• WHAT TO PRODUCE
Write the data out again in full, with no departure from the original.

• GIVEN DATA
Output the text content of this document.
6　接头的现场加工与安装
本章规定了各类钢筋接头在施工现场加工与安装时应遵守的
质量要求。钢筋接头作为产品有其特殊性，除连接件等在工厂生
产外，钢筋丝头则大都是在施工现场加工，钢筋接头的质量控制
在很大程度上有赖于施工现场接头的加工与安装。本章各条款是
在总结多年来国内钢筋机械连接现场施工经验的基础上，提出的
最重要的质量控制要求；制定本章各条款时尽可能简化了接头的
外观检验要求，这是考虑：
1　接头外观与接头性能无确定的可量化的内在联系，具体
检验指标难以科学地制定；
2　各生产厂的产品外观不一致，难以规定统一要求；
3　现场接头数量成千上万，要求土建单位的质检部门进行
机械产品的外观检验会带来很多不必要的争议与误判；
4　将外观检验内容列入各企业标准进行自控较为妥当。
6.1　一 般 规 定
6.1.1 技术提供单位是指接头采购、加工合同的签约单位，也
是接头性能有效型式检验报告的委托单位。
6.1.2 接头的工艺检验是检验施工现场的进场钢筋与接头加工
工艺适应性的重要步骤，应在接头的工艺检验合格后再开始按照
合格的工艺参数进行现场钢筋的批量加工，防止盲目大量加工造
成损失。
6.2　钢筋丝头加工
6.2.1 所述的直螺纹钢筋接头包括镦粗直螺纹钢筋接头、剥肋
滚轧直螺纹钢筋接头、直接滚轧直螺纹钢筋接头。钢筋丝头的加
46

• ANSWER TO THE EXERCISE
Output the text content of this document.
6　接头的现场加工与安装
本章规定了各类钢筋接头在施工现场加工与安装时应遵守的
质量要求。钢筋接头作为产品有其特殊性，除连接件等在工厂生
产外，钢筋丝头则大都是在施工现场加工，钢筋接头的质量控制
在很大程度上有赖于施工现场接头的加工与安装。本章各条款是
在总结多年来国内钢筋机械连接现场施工经验的基础上，提出的
最重要的质量控制要求；制定本章各条款时尽可能简化了接头的
外观检验要求，这是考虑：
1　接头外观与接头性能无确定的可量化的内在联系，具体
检验指标难以科学地制定；
2　各生产厂的产品外观不一致，难以规定统一要求；
3　现场接头数量成千上万，要求土建单位的质检部门进行
机械产品的外观检验会带来很多不必要的争议与误判；
4　将外观检验内容列入各企业标准进行自控较为妥当。
6.1　一 般 规 定
6.1.1 技术提供单位是指接头采购、加工合同的签约单位，也
是接头性能有效型式检验报告的委托单位。
6.1.2 接头的工艺检验是检验施工现场的进场钢筋与接头加工
工艺适应性的重要步骤，应在接头的工艺检验合格后再开始按照
合格的工艺参数进行现场钢筋的批量加工，防止盲目大量加工造
成损失。
6.2　钢筋丝头加工
6.2.1 所述的直螺纹钢筋接头包括镦粗直螺纹钢筋接头、剥肋
滚轧直螺纹钢筋接头、直接滚轧直螺纹钢筋接头。钢筋丝头的加
46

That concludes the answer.